WRITTEN REQUEST => Output the full listing word for word.

GIVEN INFORMATION =>

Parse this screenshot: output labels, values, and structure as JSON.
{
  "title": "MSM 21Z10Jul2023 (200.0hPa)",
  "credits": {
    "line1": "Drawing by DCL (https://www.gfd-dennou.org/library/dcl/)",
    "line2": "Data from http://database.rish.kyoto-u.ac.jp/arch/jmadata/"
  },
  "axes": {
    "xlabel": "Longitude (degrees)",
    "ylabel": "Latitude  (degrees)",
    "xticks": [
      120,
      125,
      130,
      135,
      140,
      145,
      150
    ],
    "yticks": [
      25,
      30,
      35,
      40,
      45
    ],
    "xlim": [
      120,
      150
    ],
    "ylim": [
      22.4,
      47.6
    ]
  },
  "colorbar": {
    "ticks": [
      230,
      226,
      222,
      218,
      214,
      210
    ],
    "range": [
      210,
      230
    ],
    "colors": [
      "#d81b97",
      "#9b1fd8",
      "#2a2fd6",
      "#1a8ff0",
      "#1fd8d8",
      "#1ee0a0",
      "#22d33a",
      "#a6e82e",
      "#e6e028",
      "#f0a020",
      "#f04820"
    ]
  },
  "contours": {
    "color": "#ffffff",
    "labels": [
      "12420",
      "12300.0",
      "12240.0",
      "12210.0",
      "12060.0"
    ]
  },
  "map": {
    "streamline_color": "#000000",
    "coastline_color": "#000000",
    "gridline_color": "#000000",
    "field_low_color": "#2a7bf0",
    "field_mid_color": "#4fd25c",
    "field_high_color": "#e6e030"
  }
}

TASK RESPONSE =>
Parse this screenshot: output labels, values, and structure as JSON.
{
  "title": "MSM 21Z10Jul2023 (200.0hPa)",
  "credits": {
    "line1": "Drawing by DCL (https://www.gfd-dennou.org/library/dcl/)",
    "line2": "Data from http://database.rish.kyoto-u.ac.jp/arch/jmadata/"
  },
  "axes": {
    "xlabel": "Longitude (degrees)",
    "ylabel": "Latitude  (degrees)",
    "xticks": [
      120,
      125,
      130,
      135,
      140,
      145,
      150
    ],
    "yticks": [
      25,
      30,
      35,
      40,
      45
    ],
    "xlim": [
      120,
      150
    ],
    "ylim": [
      22.4,
      47.6
    ]
  },
  "colorbar": {
    "ticks": [
      230,
      226,
      222,
      218,
      214,
      210
    ],
    "range": [
      210,
      230
    ],
    "colors": [
      "#d81b97",
      "#9b1fd8",
      "#2a2fd6",
      "#1a8ff0",
      "#1fd8d8",
      "#1ee0a0",
      "#22d33a",
      "#a6e82e",
      "#e6e028",
      "#f0a020",
      "#f04820"
    ]
  },
  "contours": {
    "color": "#ffffff",
    "labels": [
      "12420",
      "12300.0",
      "12240.0",
      "12210.0",
      "12060.0"
    ]
  },
  "map": {
    "streamline_color": "#000000",
    "coastline_color": "#000000",
    "gridline_color": "#000000",
    "field_low_color": "#2a7bf0",
    "field_mid_color": "#4fd25c",
    "field_high_color": "#e6e030"
  }
}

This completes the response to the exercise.